**YOUR GOAL:**
In the entries below, find every line holding the string "screenshot" and collect it.

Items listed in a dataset
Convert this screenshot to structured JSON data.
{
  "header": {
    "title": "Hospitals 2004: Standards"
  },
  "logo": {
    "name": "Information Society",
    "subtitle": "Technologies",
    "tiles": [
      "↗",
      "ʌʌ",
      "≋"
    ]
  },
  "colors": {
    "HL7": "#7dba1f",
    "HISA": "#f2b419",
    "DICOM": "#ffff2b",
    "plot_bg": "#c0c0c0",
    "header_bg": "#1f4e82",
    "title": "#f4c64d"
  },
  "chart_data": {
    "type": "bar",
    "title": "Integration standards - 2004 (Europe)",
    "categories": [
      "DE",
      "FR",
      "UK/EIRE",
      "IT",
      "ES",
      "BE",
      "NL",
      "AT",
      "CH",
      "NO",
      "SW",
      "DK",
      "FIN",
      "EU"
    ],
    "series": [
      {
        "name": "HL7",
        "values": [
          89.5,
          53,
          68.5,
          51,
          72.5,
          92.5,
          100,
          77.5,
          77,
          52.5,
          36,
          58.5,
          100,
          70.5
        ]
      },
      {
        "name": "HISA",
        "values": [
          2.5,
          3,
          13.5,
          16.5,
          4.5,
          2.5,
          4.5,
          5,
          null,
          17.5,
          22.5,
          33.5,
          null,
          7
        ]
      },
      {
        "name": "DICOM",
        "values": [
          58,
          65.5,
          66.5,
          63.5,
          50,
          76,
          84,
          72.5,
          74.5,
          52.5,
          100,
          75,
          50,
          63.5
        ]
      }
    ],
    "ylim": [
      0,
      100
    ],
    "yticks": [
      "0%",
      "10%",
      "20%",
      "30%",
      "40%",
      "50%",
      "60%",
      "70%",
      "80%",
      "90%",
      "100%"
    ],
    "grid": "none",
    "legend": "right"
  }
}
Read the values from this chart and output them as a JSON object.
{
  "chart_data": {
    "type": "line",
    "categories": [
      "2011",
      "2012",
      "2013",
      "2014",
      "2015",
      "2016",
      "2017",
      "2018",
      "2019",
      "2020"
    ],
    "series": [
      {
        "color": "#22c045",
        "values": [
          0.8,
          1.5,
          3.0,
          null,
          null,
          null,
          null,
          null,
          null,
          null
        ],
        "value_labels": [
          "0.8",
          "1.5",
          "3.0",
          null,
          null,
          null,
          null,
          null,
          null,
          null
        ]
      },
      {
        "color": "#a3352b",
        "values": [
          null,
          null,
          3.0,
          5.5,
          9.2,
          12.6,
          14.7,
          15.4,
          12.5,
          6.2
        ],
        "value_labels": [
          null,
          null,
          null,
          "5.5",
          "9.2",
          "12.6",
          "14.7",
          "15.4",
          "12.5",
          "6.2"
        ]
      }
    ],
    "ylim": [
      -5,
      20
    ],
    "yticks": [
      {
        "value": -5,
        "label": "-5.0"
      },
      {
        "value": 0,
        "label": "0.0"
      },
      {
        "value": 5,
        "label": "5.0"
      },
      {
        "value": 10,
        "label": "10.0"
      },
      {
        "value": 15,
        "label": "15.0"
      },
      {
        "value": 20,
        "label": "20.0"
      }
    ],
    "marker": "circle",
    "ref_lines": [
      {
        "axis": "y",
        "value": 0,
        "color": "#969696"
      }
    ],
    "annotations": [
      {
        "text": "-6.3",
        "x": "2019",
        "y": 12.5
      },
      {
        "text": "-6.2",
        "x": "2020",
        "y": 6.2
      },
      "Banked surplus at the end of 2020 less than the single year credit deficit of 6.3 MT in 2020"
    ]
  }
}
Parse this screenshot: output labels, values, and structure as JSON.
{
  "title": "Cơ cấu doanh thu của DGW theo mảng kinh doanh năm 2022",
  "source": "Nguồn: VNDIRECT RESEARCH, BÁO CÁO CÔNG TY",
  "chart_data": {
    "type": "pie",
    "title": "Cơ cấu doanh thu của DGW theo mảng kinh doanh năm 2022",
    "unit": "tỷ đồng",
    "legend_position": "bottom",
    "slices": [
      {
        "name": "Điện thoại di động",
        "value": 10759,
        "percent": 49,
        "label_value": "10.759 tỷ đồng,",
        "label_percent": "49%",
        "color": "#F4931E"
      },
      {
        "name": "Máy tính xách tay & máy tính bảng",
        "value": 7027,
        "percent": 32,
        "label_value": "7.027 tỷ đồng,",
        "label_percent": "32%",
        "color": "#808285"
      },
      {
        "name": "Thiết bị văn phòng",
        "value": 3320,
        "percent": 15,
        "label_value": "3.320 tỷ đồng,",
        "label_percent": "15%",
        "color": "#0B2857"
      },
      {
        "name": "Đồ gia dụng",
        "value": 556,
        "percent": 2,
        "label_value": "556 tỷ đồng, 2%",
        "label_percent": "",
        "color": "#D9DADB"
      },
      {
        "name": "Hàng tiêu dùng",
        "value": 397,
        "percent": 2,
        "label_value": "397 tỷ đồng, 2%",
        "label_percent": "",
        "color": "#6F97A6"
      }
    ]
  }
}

**TASK ANSWER:**
Convert this screenshot to structured JSON data.
Parse this screenshot: output labels, values, and structure as JSON.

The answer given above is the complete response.